**What is expected**
Where a line in the records below includes "använda", pull that line out.

Collected data:
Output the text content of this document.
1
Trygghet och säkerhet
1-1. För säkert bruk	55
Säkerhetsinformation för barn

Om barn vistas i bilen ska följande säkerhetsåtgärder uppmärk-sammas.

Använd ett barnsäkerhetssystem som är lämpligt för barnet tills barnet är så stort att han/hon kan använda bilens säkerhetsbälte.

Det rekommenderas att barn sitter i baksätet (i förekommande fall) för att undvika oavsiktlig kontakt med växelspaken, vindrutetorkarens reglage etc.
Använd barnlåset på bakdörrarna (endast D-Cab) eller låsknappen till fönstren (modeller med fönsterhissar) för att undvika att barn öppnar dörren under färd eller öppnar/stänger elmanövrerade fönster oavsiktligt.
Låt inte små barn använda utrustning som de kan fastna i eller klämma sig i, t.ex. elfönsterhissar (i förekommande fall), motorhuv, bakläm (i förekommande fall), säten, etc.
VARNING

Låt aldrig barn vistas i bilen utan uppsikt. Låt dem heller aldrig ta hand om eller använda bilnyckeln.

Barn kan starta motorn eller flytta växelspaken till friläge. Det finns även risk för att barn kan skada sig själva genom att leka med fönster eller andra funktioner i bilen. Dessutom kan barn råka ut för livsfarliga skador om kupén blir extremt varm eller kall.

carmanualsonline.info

**Response for this exercise**
Använd ett barnsäkerhetssystem som är lämpligt för barnet tills barnet är så stort att han/hon kan använda bilens säkerhetsbälte.
Låt inte små barn använda utrustning som de kan fastna i eller klämma sig i, t.ex. elfönsterhissar (i förekommande fall), motorhuv, bakläm (i förekommande fall), säten, etc.
Låt aldrig barn vistas i bilen utan uppsikt. Låt dem heller aldrig ta hand om eller använda bilnyckeln.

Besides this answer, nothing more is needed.